** PROVIDED MATERIAL **
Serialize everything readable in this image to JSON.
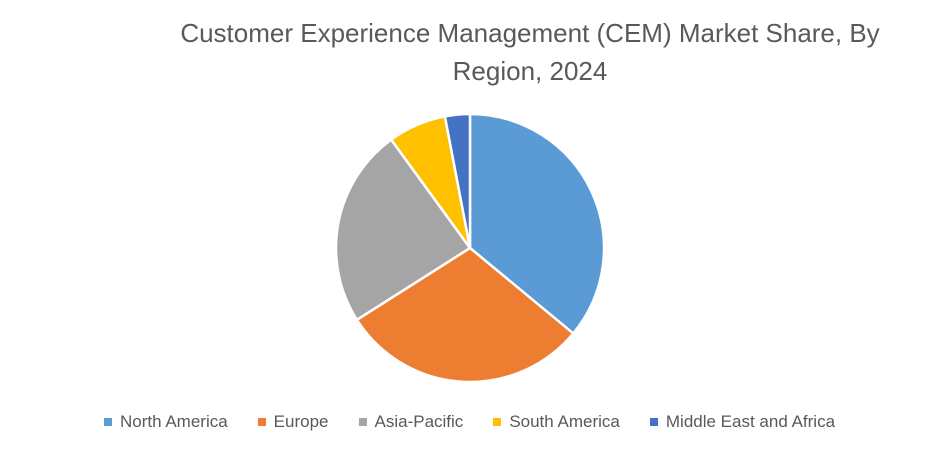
{
  "chart_data": {
    "type": "pie",
    "title": "Customer Experience Management (CEM) Market Share, By Region, 2024",
    "categories": [
      "North America",
      "Europe",
      "Asia-Pacific",
      "South America",
      "Middle East and Africa"
    ],
    "values": [
      36,
      30,
      24,
      7,
      3
    ],
    "colors": [
      "#5B9BD5",
      "#ED7D31",
      "#A5A5A5",
      "#FFC000",
      "#4472C4"
    ],
    "legend_position": "bottom",
    "start_angle": "top",
    "direction": "clockwise"
  }
}
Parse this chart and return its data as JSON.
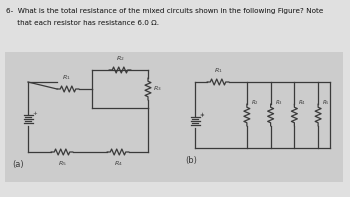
{
  "title_line1": "6-  What is the total resistance of the mixed circuits shown in the following Figure? Note",
  "title_line2": "     that each resistor has resistance 6.0 Ω.",
  "bg_outer": "#c8c8c8",
  "bg_panel": "#d8d8d8",
  "label_a": "(a)",
  "label_b": "(b)",
  "wire_color": "#3a3a3a",
  "text_color": "#111111"
}
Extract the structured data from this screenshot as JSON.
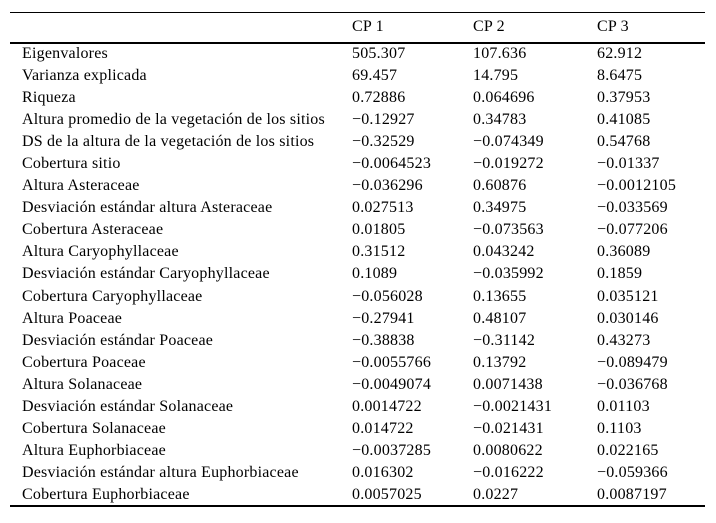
{
  "table": {
    "header": {
      "label": "",
      "cp1": "CP 1",
      "cp2": "CP 2",
      "cp3": "CP 3"
    },
    "rows": [
      {
        "label": "Eigenvalores",
        "cp1": "505.307",
        "cp2": "107.636",
        "cp3": "62.912"
      },
      {
        "label": "Varianza explicada",
        "cp1": "69.457",
        "cp2": "14.795",
        "cp3": "8.6475"
      },
      {
        "label": "Riqueza",
        "cp1": "0.72886",
        "cp2": "0.064696",
        "cp3": "0.37953"
      },
      {
        "label": "Altura promedio de la vegetación de los sitios",
        "cp1": "−0.12927",
        "cp2": "0.34783",
        "cp3": "0.41085"
      },
      {
        "label": "DS de la altura de la vegetación de los sitios",
        "cp1": "−0.32529",
        "cp2": "−0.074349",
        "cp3": "0.54768"
      },
      {
        "label": "Cobertura sitio",
        "cp1": "−0.0064523",
        "cp2": "−0.019272",
        "cp3": "−0.01337"
      },
      {
        "label": "Altura Asteraceae",
        "cp1": "−0.036296",
        "cp2": "0.60876",
        "cp3": "−0.0012105"
      },
      {
        "label": "Desviación estándar altura Asteraceae",
        "cp1": "0.027513",
        "cp2": "0.34975",
        "cp3": "−0.033569"
      },
      {
        "label": "Cobertura Asteraceae",
        "cp1": "0.01805",
        "cp2": "−0.073563",
        "cp3": "−0.077206"
      },
      {
        "label": "Altura Caryophyllaceae",
        "cp1": "0.31512",
        "cp2": "0.043242",
        "cp3": "0.36089"
      },
      {
        "label": "Desviación estándar Caryophyllaceae",
        "cp1": "0.1089",
        "cp2": "−0.035992",
        "cp3": "0.1859"
      },
      {
        "label": "Cobertura Caryophyllaceae",
        "cp1": "−0.056028",
        "cp2": "0.13655",
        "cp3": "0.035121"
      },
      {
        "label": "Altura Poaceae",
        "cp1": "−0.27941",
        "cp2": "0.48107",
        "cp3": "0.030146"
      },
      {
        "label": "Desviación estándar Poaceae",
        "cp1": "−0.38838",
        "cp2": "−0.31142",
        "cp3": "0.43273"
      },
      {
        "label": "Cobertura Poaceae",
        "cp1": "−0.0055766",
        "cp2": "0.13792",
        "cp3": "−0.089479"
      },
      {
        "label": "Altura Solanaceae",
        "cp1": "−0.0049074",
        "cp2": "0.0071438",
        "cp3": "−0.036768"
      },
      {
        "label": "Desviación estándar Solanaceae",
        "cp1": "0.0014722",
        "cp2": "−0.0021431",
        "cp3": "0.01103"
      },
      {
        "label": "Cobertura Solanaceae",
        "cp1": "0.014722",
        "cp2": "−0.021431",
        "cp3": "0.1103"
      },
      {
        "label": "Altura Euphorbiaceae",
        "cp1": "−0.0037285",
        "cp2": "0.0080622",
        "cp3": "0.022165"
      },
      {
        "label": "Desviación estándar altura Euphorbiaceae",
        "cp1": "0.016302",
        "cp2": "−0.016222",
        "cp3": "−0.059366"
      },
      {
        "label": "Cobertura Euphorbiaceae",
        "cp1": "0.0057025",
        "cp2": "0.0227",
        "cp3": "0.0087197"
      }
    ]
  }
}
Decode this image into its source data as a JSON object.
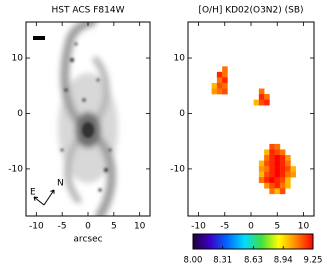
{
  "chart_data": [
    {
      "type": "image",
      "title": "HST ACS F814W",
      "xlabel": "arcsec",
      "xlim": [
        -12,
        12
      ],
      "ylim": [
        -18.5,
        16.5
      ],
      "xticks": [
        -10,
        -5,
        0,
        5,
        10
      ],
      "yticks": [
        -10,
        0,
        10
      ],
      "annotations": [
        "E",
        "N"
      ]
    },
    {
      "type": "pixelmap",
      "title": "[O/H]  KD02(O3N2)  (SB)",
      "xlim": [
        -12,
        12
      ],
      "ylim": [
        -18.5,
        16.5
      ],
      "xticks": [
        -10,
        -5,
        0,
        5,
        10
      ],
      "yticks": [
        -10,
        0,
        10
      ],
      "x": [
        -5,
        -6,
        -5,
        -6,
        -5,
        -7,
        -6,
        -5,
        -7,
        -6,
        -5,
        2,
        2,
        3,
        1,
        2,
        3,
        4,
        5,
        3,
        4,
        5,
        6,
        3,
        4,
        5,
        6,
        7,
        2,
        3,
        4,
        5,
        6,
        7,
        2,
        3,
        4,
        5,
        6,
        7,
        8,
        2,
        3,
        4,
        5,
        6,
        7,
        8,
        2,
        3,
        4,
        5,
        6,
        7,
        3,
        4,
        5,
        6,
        7,
        4,
        5,
        6
      ],
      "y": [
        8,
        7,
        7,
        6,
        6,
        5,
        5,
        5,
        4,
        4,
        4,
        4,
        3,
        3,
        2,
        2,
        2,
        -6,
        -6,
        -7,
        -7,
        -7,
        -7,
        -8,
        -8,
        -8,
        -8,
        -8,
        -9,
        -9,
        -9,
        -9,
        -9,
        -9,
        -10,
        -10,
        -10,
        -10,
        -10,
        -10,
        -10,
        -11,
        -11,
        -11,
        -11,
        -11,
        -11,
        -11,
        -12,
        -12,
        -12,
        -12,
        -12,
        -12,
        -13,
        -13,
        -13,
        -13,
        -13,
        -14,
        -14,
        -14
      ],
      "values": [
        9.1,
        9.2,
        9.1,
        9.1,
        9.2,
        9.0,
        9.15,
        9.1,
        9.05,
        9.1,
        9.15,
        9.1,
        9.2,
        9.1,
        9.0,
        9.15,
        9.2,
        9.15,
        9.1,
        9.0,
        9.2,
        9.15,
        9.1,
        9.1,
        9.2,
        9.25,
        9.2,
        9.05,
        9.0,
        9.15,
        9.2,
        9.25,
        9.2,
        9.1,
        9.05,
        9.1,
        9.2,
        9.25,
        9.2,
        9.15,
        9.0,
        9.0,
        9.15,
        9.2,
        9.25,
        9.2,
        9.1,
        9.05,
        9.1,
        9.2,
        9.25,
        9.2,
        9.15,
        9.0,
        9.05,
        9.15,
        9.2,
        9.1,
        9.0,
        9.1,
        9.0,
        9.15
      ],
      "colormap": [
        "#200038",
        "#3a00c8",
        "#0068ff",
        "#00dcff",
        "#40e040",
        "#ffff00",
        "#ff8800",
        "#ff0000"
      ],
      "clim": [
        8,
        9.25
      ],
      "cticks": [
        {
          "value": 8,
          "label": "8.00"
        },
        {
          "value": 8.31,
          "label": "8.31"
        },
        {
          "value": 8.63,
          "label": "8.63"
        },
        {
          "value": 8.94,
          "label": "8.94"
        },
        {
          "value": 9.25,
          "label": "9.25"
        }
      ]
    }
  ]
}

** EXERCISE BRIEF **
Show every line from the listing above in which the string "resistance" appears.

** FINAL ANSWER **
  "title_line1": "6-  What is the total resistance of the mixed circuits shown in the following Figure? Note",
  "title_line2": "     that each resistor has resistance 6.0 Ω.",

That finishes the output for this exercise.